[Saved data entries]
** begin **
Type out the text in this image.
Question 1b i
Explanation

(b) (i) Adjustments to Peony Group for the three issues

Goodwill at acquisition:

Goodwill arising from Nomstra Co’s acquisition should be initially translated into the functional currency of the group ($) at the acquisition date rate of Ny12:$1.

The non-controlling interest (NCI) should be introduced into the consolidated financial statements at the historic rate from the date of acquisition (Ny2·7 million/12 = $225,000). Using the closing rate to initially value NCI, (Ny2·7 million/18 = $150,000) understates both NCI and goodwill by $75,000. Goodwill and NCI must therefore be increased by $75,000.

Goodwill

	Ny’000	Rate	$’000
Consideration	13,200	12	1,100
** end **
→ **OBJECTIVE**
Write the material out again in its entirety, exactly as shown.

→ **TASK OUTPUT**
Type out the text in this image.
Question 1b i
Explanation

(b) (i) Adjustments to Peony Group for the three issues

Goodwill at acquisition:

Goodwill arising from Nomstra Co’s acquisition should be initially translated into the functional currency of the group ($) at the acquisition date rate of Ny12:$1.

The non-controlling interest (NCI) should be introduced into the consolidated financial statements at the historic rate from the date of acquisition (Ny2·7 million/12 = $225,000). Using the closing rate to initially value NCI, (Ny2·7 million/18 = $150,000) understates both NCI and goodwill by $75,000. Goodwill and NCI must therefore be increased by $75,000.

Goodwill

	Ny’000	Rate	$’000
Consideration	13,200	12	1,100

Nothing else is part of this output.